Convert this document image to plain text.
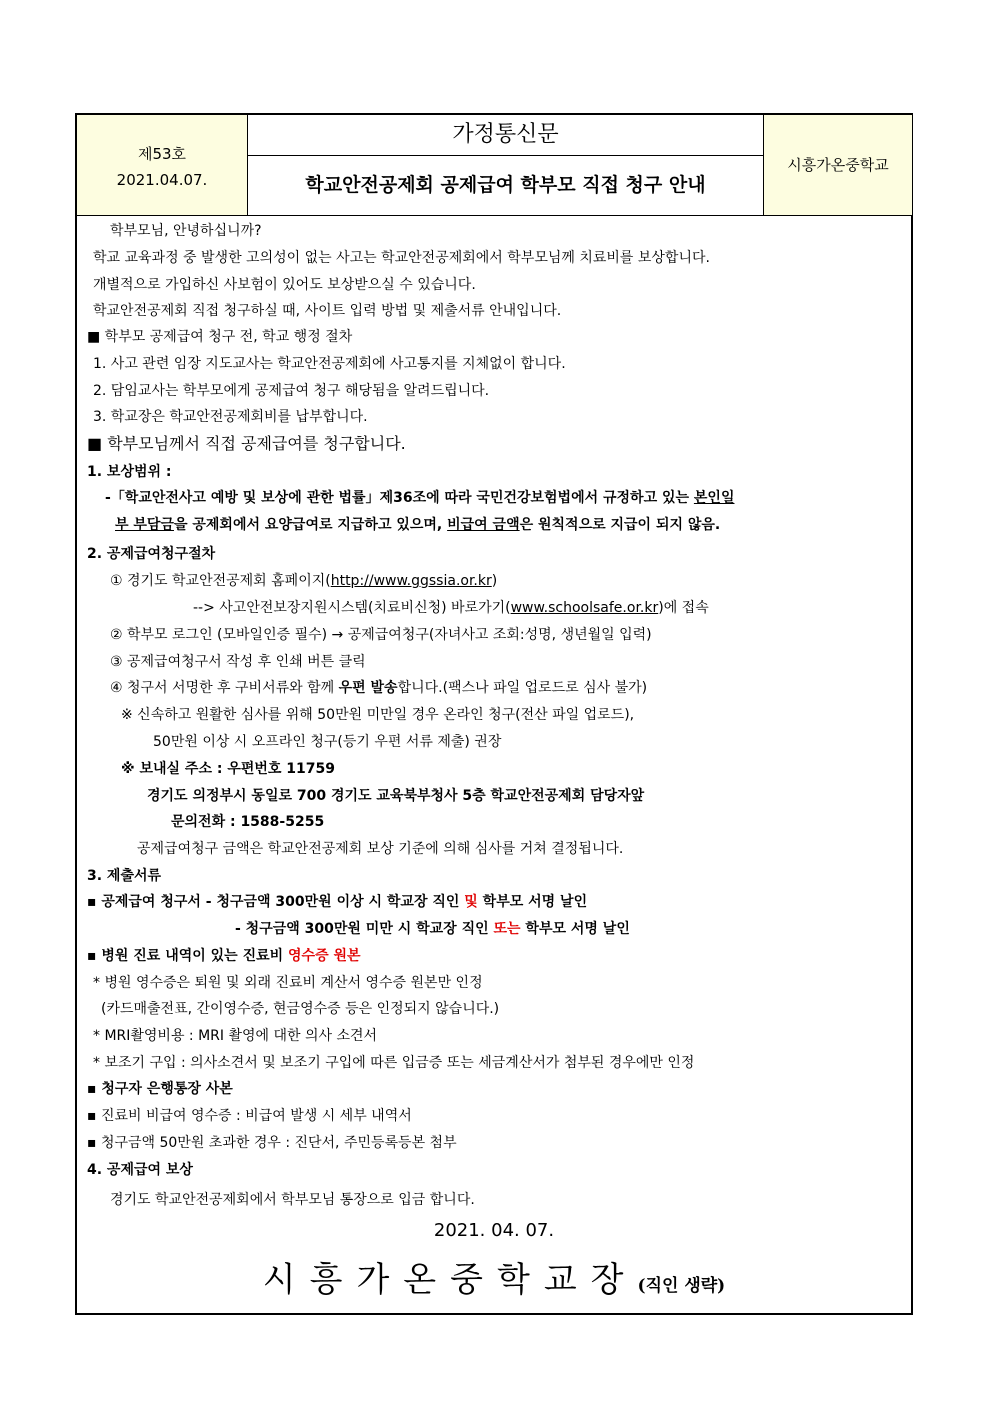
제53호
2021.04.07.
가정통신문
학교안전공제회 공제급여 학부모 직접 청구 안내
시흥가온중학교
학부모님, 안녕하십니까?
학교 교육과정 중 발생한 고의성이 없는 사고는 학교안전공제회에서 학부모님께 치료비를 보상합니다.
개별적으로 가입하신 사보험이 있어도 보상받으실 수 있습니다.
학교안전공제회 직접 청구하실 때, 사이트 입력 방법 및 제출서류 안내입니다.
■ 학부모 공제급여 청구 전, 학교 행정 절차
1. 사고 관련 임장 지도교사는 학교안전공제회에 사고통지를 지체없이 합니다.
2. 담임교사는 학부모에게 공제급여 청구 해당됨을 알려드립니다.
3. 학교장은 학교안전공제회비를 납부합니다.
■ 학부모님께서 직접 공제급여를 청구합니다.
1. 보상범위 :
-「학교안전사고 예방 및 보상에 관한 법률」제36조에 따라 국민건강보험법에서 규정하고 있는 본인일
부 부담금을 공제회에서 요양급여로 지급하고 있으며, 비급여 금액은 원칙적으로 지급이 되지 않음.
2. 공제급여청구절차
① 경기도 학교안전공제회 홈페이지(http://www.ggssia.or.kr)
--> 사고안전보장지원시스템(치료비신청) 바로가기(www.schoolsafe.or.kr)에 접속
② 학부모 로그인 (모바일인증 필수) → 공제급여청구(자녀사고 조회:성명, 생년월일 입력)
③ 공제급여청구서 작성 후 인쇄 버튼 클릭
④ 청구서 서명한 후 구비서류와 함께 우편 발송합니다.(팩스나 파일 업로드로 심사 불가)
※ 신속하고 원활한 심사를 위해 50만원 미만일 경우 온라인 청구(전산 파일 업로드),
50만원 이상 시 오프라인 청구(등기 우편 서류 제출) 권장
※ 보내실 주소 : 우편번호 11759
경기도 의정부시 동일로 700 경기도 교육북부청사 5층 학교안전공제회 담당자앞
문의전화 : 1588-5255
공제급여청구 금액은 학교안전공제회 보상 기준에 의해 심사를 거쳐 결정됩니다.
3. 제출서류
▪ 공제급여 청구서 - 청구금액 300만원 이상 시 학교장 직인 및 학부모 서명 날인
- 청구금액 300만원 미만 시 학교장 직인 또는 학부모 서명 날인
▪ 병원 진료 내역이 있는 진료비 영수증 원본
* 병원 영수증은 퇴원 및 외래 진료비 계산서 영수증 원본만 인정
(카드매출전표, 간이영수증, 현금영수증 등은 인정되지 않습니다.)
* MRI촬영비용 : MRI 촬영에 대한 의사 소견서
* 보조기 구입 : 의사소견서 및 보조기 구입에 따른 입금증 또는 세금계산서가 첨부된 경우에만 인정
▪ 청구자 은행통장 사본
▪ 진료비 비급여 영수증 : 비급여 발생 시 세부 내역서
▪ 청구금액 50만원 초과한 경우 : 진단서, 주민등록등본 첨부
4. 공제급여 보상
경기도 학교안전공제회에서 학부모님 통장으로 입금 합니다.
2021. 04. 07.
시흥가온중학교장(직인 생략)
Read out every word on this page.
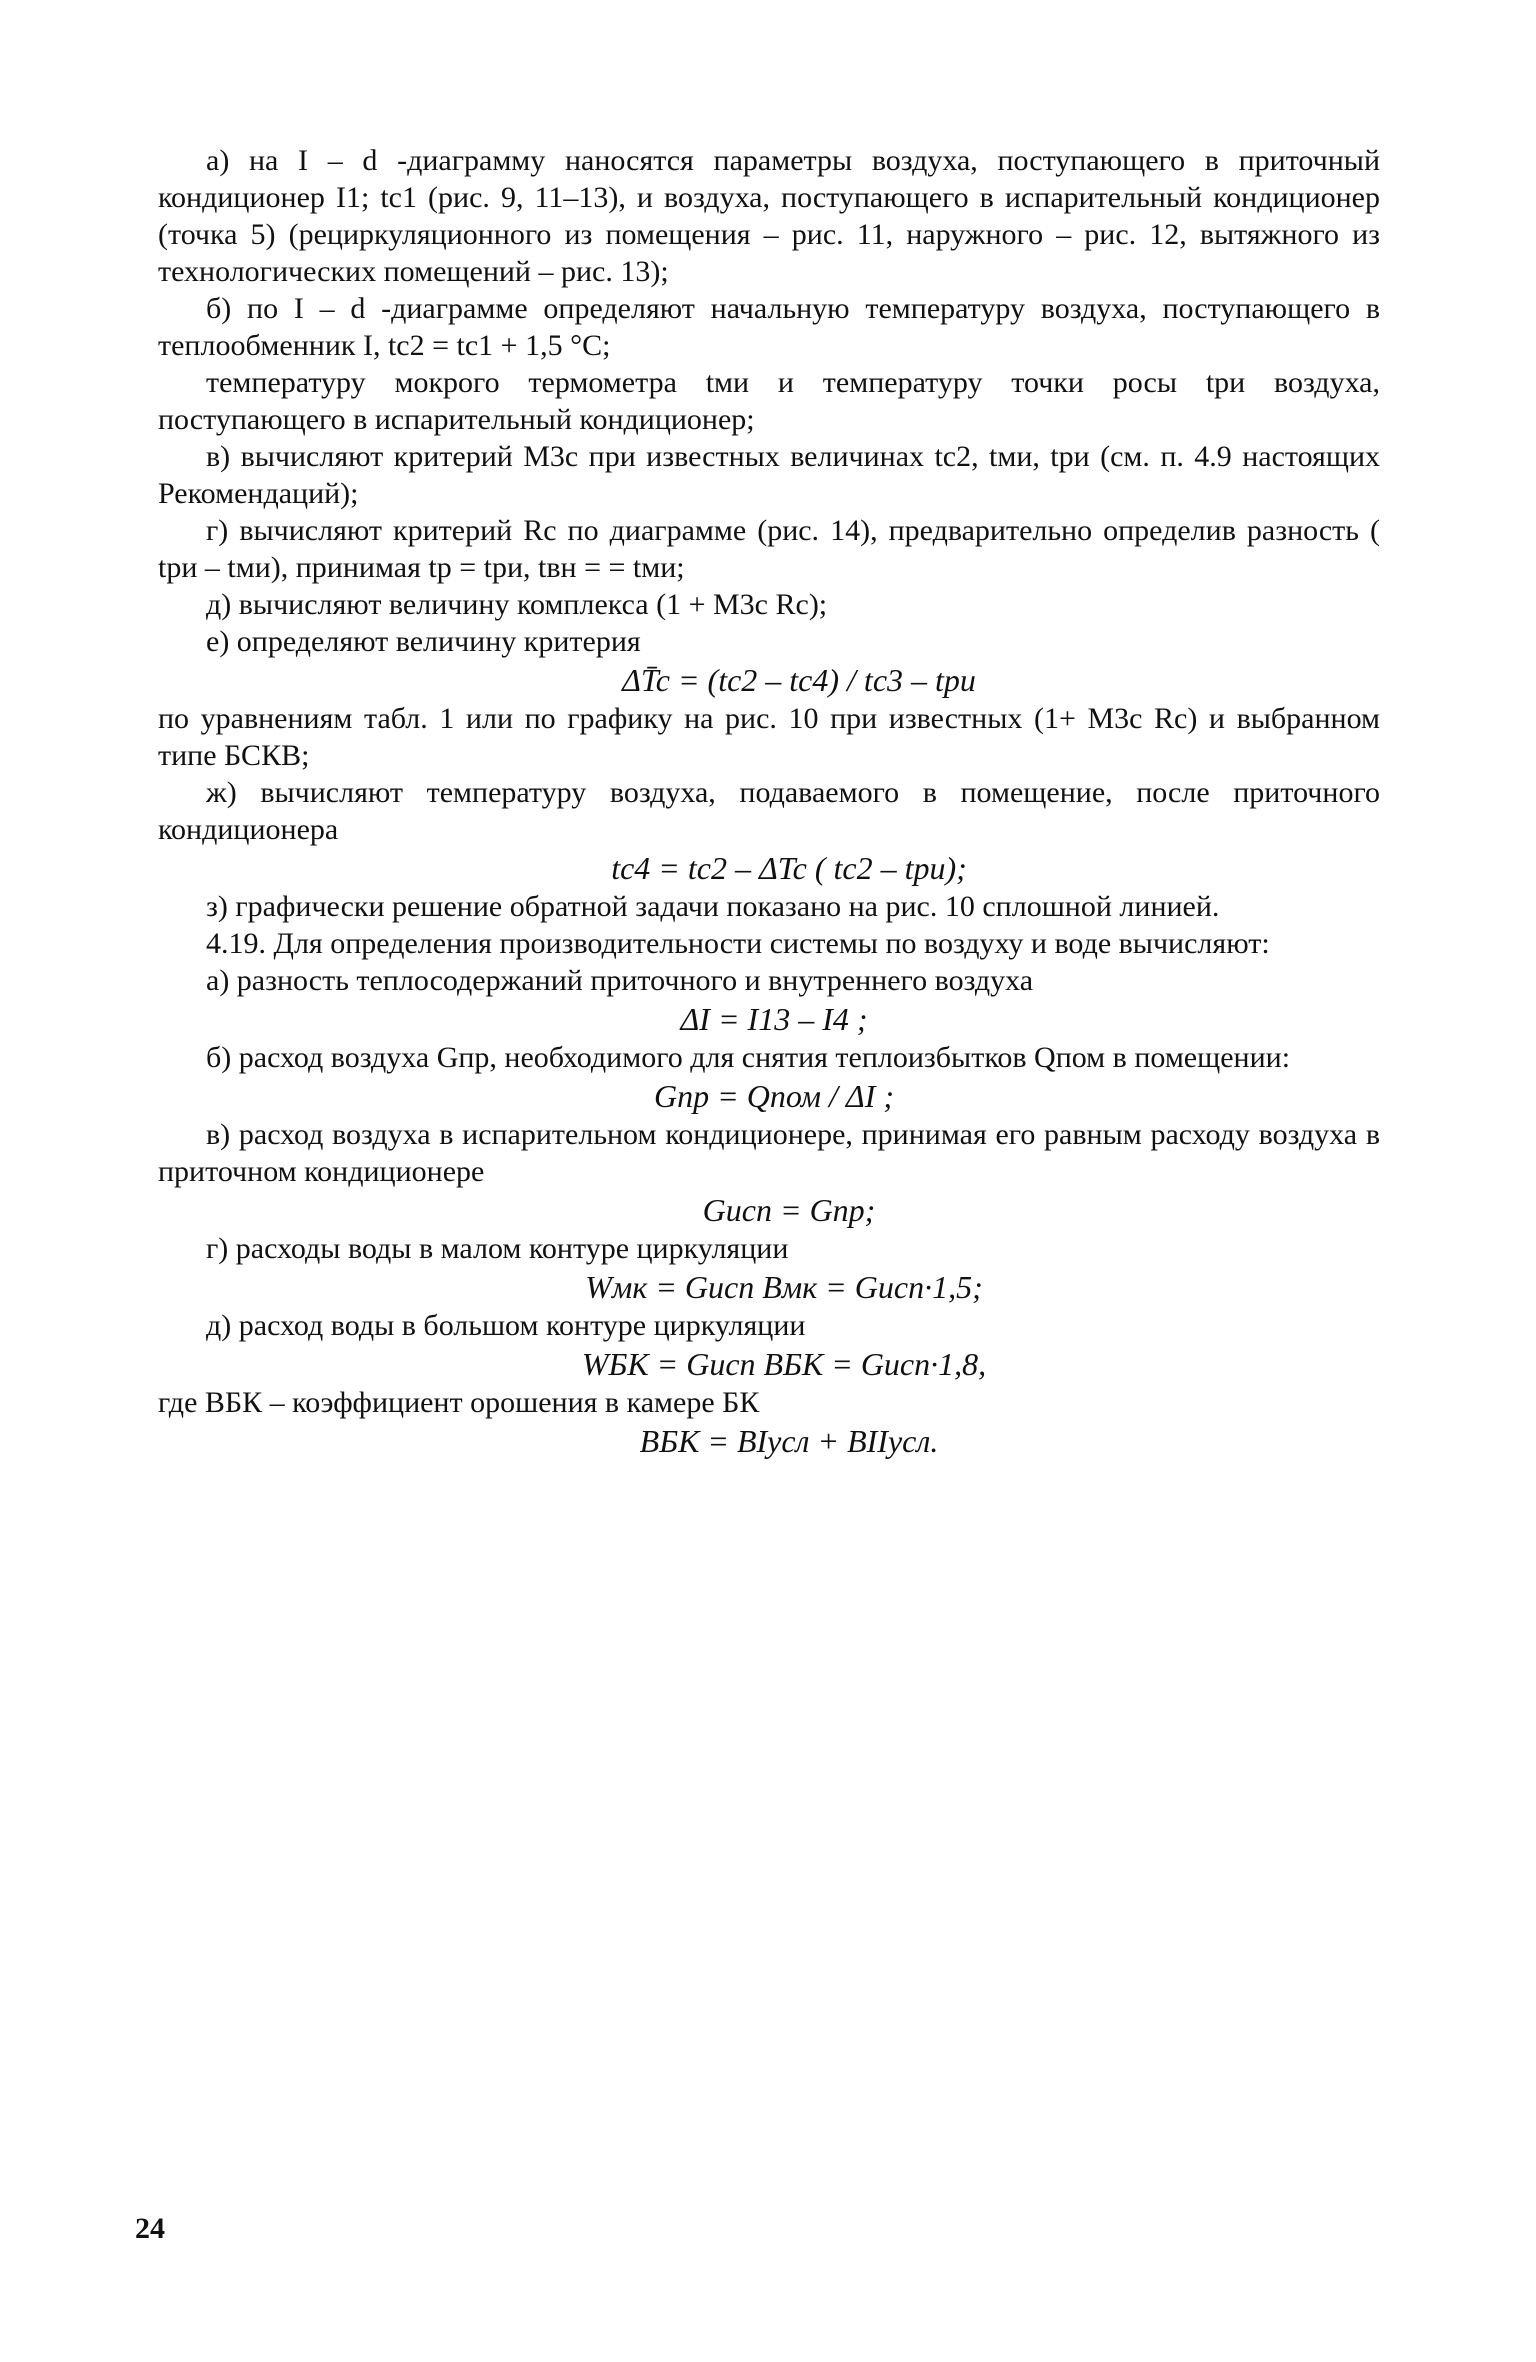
а) на I – d -диаграмму наносятся параметры воздуха, поступающего в приточный кондиционер I1; tc1 (рис. 9, 11–13), и воздуха, поступающего в испарительный кондиционер (точка 5) (рециркуляционного из помещения – рис. 11, наружного – рис. 12, вытяжного из технологических помещений – рис. 13);

б) по I – d -диаграмме определяют начальную температуру воздуха, поступающего в теплообменник I, tc2 = tc1 + 1,5 °С;

температуру мокрого термометра tми и температуру точки росы tри воздуха, поступающего в испарительный кондиционер;

в) вычисляют критерий M3c при известных величинах tc2, tми, tри (см. п. 4.9 настоящих Рекомендаций);

г) вычисляют критерий Rc по диаграмме (рис. 14), предварительно определив разность ( tри – tми), принимая tр = tри, tвн = = tми;

д) вычисляют величину комплекса (1 + M3c Rc);

е) определяют величину критерия

ΔT̄c = (tc2 – tc4) / tc3 – tри

по уравнениям табл. 1 или по графику на рис. 10 при известных (1+ M3c Rc) и выбранном типе БСКВ;

ж) вычисляют температуру воздуха, подаваемого в помещение, после приточного кондиционера

tc4 = tc2 – ΔTc ( tc2 – tри);

з) графически решение обратной задачи показано на рис. 10 сплошной линией.

4.19. Для определения производительности системы по воздуху и воде вычисляют:

а) разность теплосодержаний приточного и внутреннего воздуха

ΔI = I13 – I4 ;

б) расход воздуха Gпр, необходимого для снятия теплоизбытков Qпом в помещении:

Gпр = Qпом / ΔI ;

в) расход воздуха в испарительном кондиционере, принимая его равным расходу воздуха в приточном кондиционере

Gисп = Gпр;

г) расходы воды в малом контуре циркуляции

Wмк = Gисп Bмк = Gисп·1,5;

д) расход воды в большом контуре циркуляции

WБК = Gисп BБК = Gисп·1,8,

где BБК – коэффициент орошения в камере БК

BБК = BIусл + BIIусл.

24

PROBLEM DESCRIPTION »
Any pictures should be dropped; transcribe the rest of the records above exactly.

THE ANSWER »
Convert this document image to plain text.
제53호
2021.04.07.
가정통신문
학교안전공제회 공제급여 학부모 직접 청구 안내
시흥가온중학교
학부모님, 안녕하십니까?
학교 교육과정 중 발생한 고의성이 없는 사고는 학교안전공제회에서 학부모님께 치료비를 보상합니다.
개별적으로 가입하신 사보험이 있어도 보상받으실 수 있습니다.
학교안전공제회 직접 청구하실 때, 사이트 입력 방법 및 제출서류 안내입니다.
■ 학부모 공제급여 청구 전, 학교 행정 절차
1. 사고 관련 임장 지도교사는 학교안전공제회에 사고통지를 지체없이 합니다.
2. 담임교사는 학부모에게 공제급여 청구 해당됨을 알려드립니다.
3. 학교장은 학교안전공제회비를 납부합니다.
■ 학부모님께서 직접 공제급여를 청구합니다.
1. 보상범위 :
-「학교안전사고 예방 및 보상에 관한 법률」제36조에 따라 국민건강보험법에서 규정하고 있는 본인일
부 부담금을 공제회에서 요양급여로 지급하고 있으며, 비급여 금액은 원칙적으로 지급이 되지 않음.
2. 공제급여청구절차
① 경기도 학교안전공제회 홈페이지(http://www.ggssia.or.kr)
--> 사고안전보장지원시스템(치료비신청) 바로가기(www.schoolsafe.or.kr)에 접속
② 학부모 로그인 (모바일인증 필수) → 공제급여청구(자녀사고 조회:성명, 생년월일 입력)
③ 공제급여청구서 작성 후 인쇄 버튼 클릭
④ 청구서 서명한 후 구비서류와 함께 우편 발송합니다.(팩스나 파일 업로드로 심사 불가)
※ 신속하고 원활한 심사를 위해 50만원 미만일 경우 온라인 청구(전산 파일 업로드),
50만원 이상 시 오프라인 청구(등기 우편 서류 제출) 권장
※ 보내실 주소 : 우편번호 11759
경기도 의정부시 동일로 700 경기도 교육북부청사 5층 학교안전공제회 담당자앞
문의전화 : 1588-5255
공제급여청구 금액은 학교안전공제회 보상 기준에 의해 심사를 거쳐 결정됩니다.
3. 제출서류
▪ 공제급여 청구서 - 청구금액 300만원 이상 시 학교장 직인 및 학부모 서명 날인
- 청구금액 300만원 미만 시 학교장 직인 또는 학부모 서명 날인
▪ 병원 진료 내역이 있는 진료비 영수증 원본
* 병원 영수증은 퇴원 및 외래 진료비 계산서 영수증 원본만 인정
(카드매출전표, 간이영수증, 현금영수증 등은 인정되지 않습니다.)
* MRI촬영비용 : MRI 촬영에 대한 의사 소견서
* 보조기 구입 : 의사소견서 및 보조기 구입에 따른 입금증 또는 세금계산서가 첨부된 경우에만 인정
▪ 청구자 은행통장 사본
▪ 진료비 비급여 영수증 : 비급여 발생 시 세부 내역서
▪ 청구금액 50만원 초과한 경우 : 진단서, 주민등록등본 첨부
4. 공제급여 보상
경기도 학교안전공제회에서 학부모님 통장으로 입금 합니다.
2021. 04. 07.
시흥가온중학교장(직인 생략)
Read out every word on this page.
а) на I – d -диаграмму наносятся параметры воздуха, поступающего в приточный кондиционер I1; tc1 (рис. 9, 11–13), и воздуха, поступающего в испарительный кондиционер (точка 5) (рециркуляционного из помещения – рис. 11, наружного – рис. 12, вытяжного из технологических помещений – рис. 13);

б) по I – d -диаграмме определяют начальную температуру воздуха, поступающего в теплообменник I, tc2 = tc1 + 1,5 °С;

температуру мокрого термометра tми и температуру точки росы tри воздуха, поступающего в испарительный кондиционер;

в) вычисляют критерий M3c при известных величинах tc2, tми, tри (см. п. 4.9 настоящих Рекомендаций);

г) вычисляют критерий Rc по диаграмме (рис. 14), предварительно определив разность ( tри – tми), принимая tр = tри, tвн = = tми;

д) вычисляют величину комплекса (1 + M3c Rc);

е) определяют величину критерия

ΔT̄c = (tc2 – tc4) / tc3 – tри

по уравнениям табл. 1 или по графику на рис. 10 при известных (1+ M3c Rc) и выбранном типе БСКВ;

ж) вычисляют температуру воздуха, подаваемого в помещение, после приточного кондиционера

tc4 = tc2 – ΔTc ( tc2 – tри);

з) графически решение обратной задачи показано на рис. 10 сплошной линией.

4.19. Для определения производительности системы по воздуху и воде вычисляют:

а) разность теплосодержаний приточного и внутреннего воздуха

ΔI = I13 – I4 ;

б) расход воздуха Gпр, необходимого для снятия теплоизбытков Qпом в помещении:

Gпр = Qпом / ΔI ;

в) расход воздуха в испарительном кондиционере, принимая его равным расходу воздуха в приточном кондиционере

Gисп = Gпр;

г) расходы воды в малом контуре циркуляции

Wмк = Gисп Bмк = Gисп·1,5;

д) расход воды в большом контуре циркуляции

WБК = Gисп BБК = Gисп·1,8,

где BБК – коэффициент орошения в камере БК

BБК = BIусл + BIIусл.

24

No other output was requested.